Exercise inputs –
::::::::::

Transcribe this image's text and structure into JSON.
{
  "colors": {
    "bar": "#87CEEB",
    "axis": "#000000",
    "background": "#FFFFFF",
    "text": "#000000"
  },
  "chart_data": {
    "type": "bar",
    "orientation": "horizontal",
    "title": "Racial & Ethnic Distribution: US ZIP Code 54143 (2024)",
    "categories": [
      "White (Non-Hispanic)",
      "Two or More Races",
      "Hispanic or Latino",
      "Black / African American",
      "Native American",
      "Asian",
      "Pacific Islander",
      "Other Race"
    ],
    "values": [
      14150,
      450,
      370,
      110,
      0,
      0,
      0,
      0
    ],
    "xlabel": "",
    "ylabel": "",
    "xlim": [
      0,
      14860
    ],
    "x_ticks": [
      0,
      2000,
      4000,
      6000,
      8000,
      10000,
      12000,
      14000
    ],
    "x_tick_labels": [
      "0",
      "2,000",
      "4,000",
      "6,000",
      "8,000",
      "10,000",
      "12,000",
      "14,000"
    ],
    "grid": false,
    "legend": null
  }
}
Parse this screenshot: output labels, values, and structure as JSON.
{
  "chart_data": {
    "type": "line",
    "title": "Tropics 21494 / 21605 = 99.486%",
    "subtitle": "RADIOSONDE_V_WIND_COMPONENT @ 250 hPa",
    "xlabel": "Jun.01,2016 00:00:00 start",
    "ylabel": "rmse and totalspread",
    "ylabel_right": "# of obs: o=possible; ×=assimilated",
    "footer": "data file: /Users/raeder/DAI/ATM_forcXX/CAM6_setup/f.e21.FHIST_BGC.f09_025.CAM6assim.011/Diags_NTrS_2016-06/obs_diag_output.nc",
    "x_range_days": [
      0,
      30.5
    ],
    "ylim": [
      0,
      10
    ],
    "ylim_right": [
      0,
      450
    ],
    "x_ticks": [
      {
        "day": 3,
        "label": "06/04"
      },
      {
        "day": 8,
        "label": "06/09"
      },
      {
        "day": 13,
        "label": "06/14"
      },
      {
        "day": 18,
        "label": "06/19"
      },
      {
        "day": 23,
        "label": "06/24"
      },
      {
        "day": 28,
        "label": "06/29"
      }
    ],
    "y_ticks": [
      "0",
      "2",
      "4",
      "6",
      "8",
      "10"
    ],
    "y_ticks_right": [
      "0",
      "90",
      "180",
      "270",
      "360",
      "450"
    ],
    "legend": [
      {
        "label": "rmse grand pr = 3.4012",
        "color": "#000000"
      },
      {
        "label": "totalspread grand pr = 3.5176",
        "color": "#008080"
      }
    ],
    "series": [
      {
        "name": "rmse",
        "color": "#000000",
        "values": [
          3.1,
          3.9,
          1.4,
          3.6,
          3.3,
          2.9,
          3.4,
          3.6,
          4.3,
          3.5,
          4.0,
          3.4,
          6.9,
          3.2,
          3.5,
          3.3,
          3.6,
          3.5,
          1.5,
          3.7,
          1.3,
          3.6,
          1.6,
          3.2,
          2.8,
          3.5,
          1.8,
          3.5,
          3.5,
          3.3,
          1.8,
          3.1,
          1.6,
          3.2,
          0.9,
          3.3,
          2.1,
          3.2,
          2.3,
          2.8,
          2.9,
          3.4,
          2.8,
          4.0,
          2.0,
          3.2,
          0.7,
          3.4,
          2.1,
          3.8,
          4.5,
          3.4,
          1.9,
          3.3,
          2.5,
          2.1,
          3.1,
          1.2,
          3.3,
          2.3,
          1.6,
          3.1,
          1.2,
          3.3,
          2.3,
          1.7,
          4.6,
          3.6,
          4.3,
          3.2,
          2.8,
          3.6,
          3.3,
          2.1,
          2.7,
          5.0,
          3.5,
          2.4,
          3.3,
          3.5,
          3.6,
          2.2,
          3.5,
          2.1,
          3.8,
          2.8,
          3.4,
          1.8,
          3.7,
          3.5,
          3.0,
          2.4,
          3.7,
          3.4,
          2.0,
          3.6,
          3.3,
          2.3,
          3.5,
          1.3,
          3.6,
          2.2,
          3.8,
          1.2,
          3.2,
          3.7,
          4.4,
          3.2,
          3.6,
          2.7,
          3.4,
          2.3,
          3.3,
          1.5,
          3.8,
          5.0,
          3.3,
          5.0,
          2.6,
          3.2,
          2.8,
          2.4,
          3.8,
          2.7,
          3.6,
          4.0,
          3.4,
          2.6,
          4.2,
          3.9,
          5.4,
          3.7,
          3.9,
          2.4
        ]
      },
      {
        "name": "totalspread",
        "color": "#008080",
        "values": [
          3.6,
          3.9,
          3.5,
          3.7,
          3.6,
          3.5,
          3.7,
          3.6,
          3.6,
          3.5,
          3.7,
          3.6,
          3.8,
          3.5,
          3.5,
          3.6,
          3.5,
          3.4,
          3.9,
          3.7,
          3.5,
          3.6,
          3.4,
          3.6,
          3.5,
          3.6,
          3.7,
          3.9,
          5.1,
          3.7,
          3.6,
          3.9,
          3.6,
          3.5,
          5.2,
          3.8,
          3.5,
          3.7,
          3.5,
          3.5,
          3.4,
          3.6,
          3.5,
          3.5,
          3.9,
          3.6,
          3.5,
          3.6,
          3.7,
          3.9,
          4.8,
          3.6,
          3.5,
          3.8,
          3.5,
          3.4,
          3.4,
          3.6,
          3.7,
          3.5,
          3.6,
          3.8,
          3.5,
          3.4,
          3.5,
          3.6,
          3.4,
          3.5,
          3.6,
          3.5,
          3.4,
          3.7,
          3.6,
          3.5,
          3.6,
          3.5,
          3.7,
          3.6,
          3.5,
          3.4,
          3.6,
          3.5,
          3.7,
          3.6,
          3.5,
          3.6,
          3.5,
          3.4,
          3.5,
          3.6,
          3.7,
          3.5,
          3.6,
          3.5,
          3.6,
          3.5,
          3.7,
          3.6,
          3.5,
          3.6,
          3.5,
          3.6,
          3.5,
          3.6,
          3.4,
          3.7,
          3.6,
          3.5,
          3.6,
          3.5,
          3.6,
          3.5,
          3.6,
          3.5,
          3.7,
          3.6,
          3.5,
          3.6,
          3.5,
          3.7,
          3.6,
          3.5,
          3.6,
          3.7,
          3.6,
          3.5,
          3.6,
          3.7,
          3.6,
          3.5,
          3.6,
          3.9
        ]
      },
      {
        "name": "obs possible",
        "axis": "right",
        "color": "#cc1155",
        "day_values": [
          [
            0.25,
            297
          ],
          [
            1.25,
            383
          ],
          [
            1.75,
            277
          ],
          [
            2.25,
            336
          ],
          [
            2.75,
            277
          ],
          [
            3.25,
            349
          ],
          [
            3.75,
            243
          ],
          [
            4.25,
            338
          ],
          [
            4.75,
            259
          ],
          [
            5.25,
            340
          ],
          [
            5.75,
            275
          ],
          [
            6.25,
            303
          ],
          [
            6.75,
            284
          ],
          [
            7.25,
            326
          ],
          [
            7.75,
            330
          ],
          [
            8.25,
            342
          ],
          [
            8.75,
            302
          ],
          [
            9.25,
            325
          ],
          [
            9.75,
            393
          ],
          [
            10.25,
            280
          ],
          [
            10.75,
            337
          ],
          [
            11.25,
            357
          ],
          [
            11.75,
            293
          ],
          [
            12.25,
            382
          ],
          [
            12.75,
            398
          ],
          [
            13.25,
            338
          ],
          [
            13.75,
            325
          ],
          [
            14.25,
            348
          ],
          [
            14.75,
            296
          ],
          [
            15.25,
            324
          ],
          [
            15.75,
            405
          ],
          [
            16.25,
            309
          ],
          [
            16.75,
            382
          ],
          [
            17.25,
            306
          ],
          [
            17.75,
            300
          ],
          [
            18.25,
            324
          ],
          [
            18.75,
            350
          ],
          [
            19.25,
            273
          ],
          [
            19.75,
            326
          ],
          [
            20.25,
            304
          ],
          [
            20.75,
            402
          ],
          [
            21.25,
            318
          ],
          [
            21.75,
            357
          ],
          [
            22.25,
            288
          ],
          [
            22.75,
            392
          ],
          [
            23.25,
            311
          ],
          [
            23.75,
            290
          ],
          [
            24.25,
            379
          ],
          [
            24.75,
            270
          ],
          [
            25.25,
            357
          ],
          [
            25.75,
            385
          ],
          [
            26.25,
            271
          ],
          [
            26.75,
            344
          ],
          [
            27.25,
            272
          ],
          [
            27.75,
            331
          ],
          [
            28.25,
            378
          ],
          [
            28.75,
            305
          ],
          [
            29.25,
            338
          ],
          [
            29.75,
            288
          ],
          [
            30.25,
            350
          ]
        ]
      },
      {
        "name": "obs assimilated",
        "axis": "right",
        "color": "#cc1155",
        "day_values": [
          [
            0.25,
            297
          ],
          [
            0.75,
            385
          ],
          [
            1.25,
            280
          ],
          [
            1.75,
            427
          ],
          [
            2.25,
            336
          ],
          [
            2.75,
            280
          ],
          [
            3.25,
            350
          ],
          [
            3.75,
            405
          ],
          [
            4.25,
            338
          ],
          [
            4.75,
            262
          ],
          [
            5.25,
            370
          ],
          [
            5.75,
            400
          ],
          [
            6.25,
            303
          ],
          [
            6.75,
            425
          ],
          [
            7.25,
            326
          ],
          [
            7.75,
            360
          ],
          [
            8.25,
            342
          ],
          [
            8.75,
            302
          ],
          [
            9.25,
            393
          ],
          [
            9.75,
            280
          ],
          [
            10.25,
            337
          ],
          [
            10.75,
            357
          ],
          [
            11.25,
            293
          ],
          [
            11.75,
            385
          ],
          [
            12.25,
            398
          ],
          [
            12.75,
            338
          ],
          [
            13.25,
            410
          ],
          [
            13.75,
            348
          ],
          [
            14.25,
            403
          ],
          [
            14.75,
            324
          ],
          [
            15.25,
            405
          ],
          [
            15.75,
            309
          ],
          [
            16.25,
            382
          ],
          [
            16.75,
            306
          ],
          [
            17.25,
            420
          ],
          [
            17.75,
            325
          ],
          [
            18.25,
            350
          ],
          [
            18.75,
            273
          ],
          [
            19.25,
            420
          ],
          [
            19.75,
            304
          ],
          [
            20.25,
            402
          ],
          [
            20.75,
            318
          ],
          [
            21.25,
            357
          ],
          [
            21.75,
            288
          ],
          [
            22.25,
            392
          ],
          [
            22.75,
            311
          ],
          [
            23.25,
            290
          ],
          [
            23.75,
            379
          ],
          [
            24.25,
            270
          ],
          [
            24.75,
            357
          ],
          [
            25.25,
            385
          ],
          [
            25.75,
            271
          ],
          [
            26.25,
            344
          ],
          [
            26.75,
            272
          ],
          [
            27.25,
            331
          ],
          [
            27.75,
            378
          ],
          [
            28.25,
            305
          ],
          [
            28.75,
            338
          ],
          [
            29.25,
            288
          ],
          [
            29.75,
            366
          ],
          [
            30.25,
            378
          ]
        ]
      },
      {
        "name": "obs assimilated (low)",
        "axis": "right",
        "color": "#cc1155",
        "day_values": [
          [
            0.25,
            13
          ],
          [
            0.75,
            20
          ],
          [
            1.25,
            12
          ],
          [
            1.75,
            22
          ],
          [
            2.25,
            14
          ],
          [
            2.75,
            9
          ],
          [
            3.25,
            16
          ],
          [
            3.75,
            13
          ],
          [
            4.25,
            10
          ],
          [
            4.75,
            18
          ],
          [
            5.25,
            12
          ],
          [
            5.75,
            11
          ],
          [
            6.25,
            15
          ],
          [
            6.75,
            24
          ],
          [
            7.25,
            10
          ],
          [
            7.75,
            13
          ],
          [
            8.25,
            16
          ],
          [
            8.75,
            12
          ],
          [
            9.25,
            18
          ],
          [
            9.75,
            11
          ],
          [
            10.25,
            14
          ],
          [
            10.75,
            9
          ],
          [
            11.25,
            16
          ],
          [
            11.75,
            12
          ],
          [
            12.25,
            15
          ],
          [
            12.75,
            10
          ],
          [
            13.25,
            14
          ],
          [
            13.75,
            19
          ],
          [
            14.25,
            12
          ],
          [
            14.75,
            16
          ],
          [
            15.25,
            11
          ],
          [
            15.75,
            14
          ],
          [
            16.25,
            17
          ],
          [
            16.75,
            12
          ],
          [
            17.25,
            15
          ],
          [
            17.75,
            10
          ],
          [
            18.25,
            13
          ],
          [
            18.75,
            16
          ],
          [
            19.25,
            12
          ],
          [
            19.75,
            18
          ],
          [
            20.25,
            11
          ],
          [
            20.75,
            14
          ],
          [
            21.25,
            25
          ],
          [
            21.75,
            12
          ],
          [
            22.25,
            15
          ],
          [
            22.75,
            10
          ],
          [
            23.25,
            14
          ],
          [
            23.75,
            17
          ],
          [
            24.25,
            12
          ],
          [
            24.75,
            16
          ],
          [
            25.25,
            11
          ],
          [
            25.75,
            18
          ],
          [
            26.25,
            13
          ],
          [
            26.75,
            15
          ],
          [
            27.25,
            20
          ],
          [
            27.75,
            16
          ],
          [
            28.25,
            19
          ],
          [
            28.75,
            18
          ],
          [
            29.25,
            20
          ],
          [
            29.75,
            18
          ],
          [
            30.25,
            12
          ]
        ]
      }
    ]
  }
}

::::::::::

Written request – Tally the lines of the preceding listing in which the word "possible" appears; state nothing but the total.

Result of the exercise – 2